- Data supplied:
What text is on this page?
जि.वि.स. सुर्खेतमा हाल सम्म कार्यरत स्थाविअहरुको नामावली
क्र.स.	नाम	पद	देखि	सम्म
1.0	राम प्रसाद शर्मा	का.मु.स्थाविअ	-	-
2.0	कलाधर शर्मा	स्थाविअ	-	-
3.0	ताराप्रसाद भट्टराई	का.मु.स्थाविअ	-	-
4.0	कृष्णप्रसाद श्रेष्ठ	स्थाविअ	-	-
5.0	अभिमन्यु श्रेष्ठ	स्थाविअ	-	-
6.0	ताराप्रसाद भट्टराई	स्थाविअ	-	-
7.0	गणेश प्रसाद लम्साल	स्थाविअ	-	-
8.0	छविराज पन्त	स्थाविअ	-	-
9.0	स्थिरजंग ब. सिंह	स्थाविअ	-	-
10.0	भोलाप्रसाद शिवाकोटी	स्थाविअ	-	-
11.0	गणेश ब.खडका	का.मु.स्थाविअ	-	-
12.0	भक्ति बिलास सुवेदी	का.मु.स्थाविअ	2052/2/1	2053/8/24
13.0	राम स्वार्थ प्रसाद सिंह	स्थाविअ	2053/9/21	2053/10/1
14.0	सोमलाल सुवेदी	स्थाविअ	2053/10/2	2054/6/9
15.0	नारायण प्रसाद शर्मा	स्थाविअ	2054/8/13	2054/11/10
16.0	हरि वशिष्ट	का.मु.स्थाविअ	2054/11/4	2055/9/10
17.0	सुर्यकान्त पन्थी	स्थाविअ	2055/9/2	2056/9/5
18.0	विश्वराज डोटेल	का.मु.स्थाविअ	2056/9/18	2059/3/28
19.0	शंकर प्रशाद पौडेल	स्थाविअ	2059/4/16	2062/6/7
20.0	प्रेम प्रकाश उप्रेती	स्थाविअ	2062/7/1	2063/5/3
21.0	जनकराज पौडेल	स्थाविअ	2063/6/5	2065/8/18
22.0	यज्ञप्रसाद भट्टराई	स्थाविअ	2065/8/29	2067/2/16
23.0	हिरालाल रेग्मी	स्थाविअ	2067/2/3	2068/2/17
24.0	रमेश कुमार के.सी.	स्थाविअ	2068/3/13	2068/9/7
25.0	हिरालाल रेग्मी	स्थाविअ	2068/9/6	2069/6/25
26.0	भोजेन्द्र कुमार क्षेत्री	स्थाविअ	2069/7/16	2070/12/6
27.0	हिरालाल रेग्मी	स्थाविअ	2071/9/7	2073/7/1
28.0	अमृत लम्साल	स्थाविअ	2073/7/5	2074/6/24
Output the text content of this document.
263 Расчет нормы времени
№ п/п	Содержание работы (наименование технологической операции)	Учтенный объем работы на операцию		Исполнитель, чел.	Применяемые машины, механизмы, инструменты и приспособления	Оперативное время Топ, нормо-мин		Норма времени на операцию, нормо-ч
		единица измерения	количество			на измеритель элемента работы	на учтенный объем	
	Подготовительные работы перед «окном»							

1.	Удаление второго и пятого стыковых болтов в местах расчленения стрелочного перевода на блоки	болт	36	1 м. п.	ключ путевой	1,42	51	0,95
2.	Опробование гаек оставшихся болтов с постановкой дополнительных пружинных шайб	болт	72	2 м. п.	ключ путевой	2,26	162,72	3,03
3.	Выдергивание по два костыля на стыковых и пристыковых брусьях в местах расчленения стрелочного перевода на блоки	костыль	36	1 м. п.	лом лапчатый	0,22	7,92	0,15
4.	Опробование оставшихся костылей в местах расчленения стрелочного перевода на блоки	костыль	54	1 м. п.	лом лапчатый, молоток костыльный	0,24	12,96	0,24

- Exercise instructions:
Copy out all lines above that include the string "болтов".

- Answer for this exercise:
1.	Удаление второго и пятого стыковых болтов в местах расчленения стрелочного перевода на блоки	болт	36	1 м. п.	ключ путевой	1,42	51	0,95
2.	Опробование гаек оставшихся болтов с постановкой дополнительных пружинных шайб	болт	72	2 м. п.	ключ путевой	2,26	162,72	3,03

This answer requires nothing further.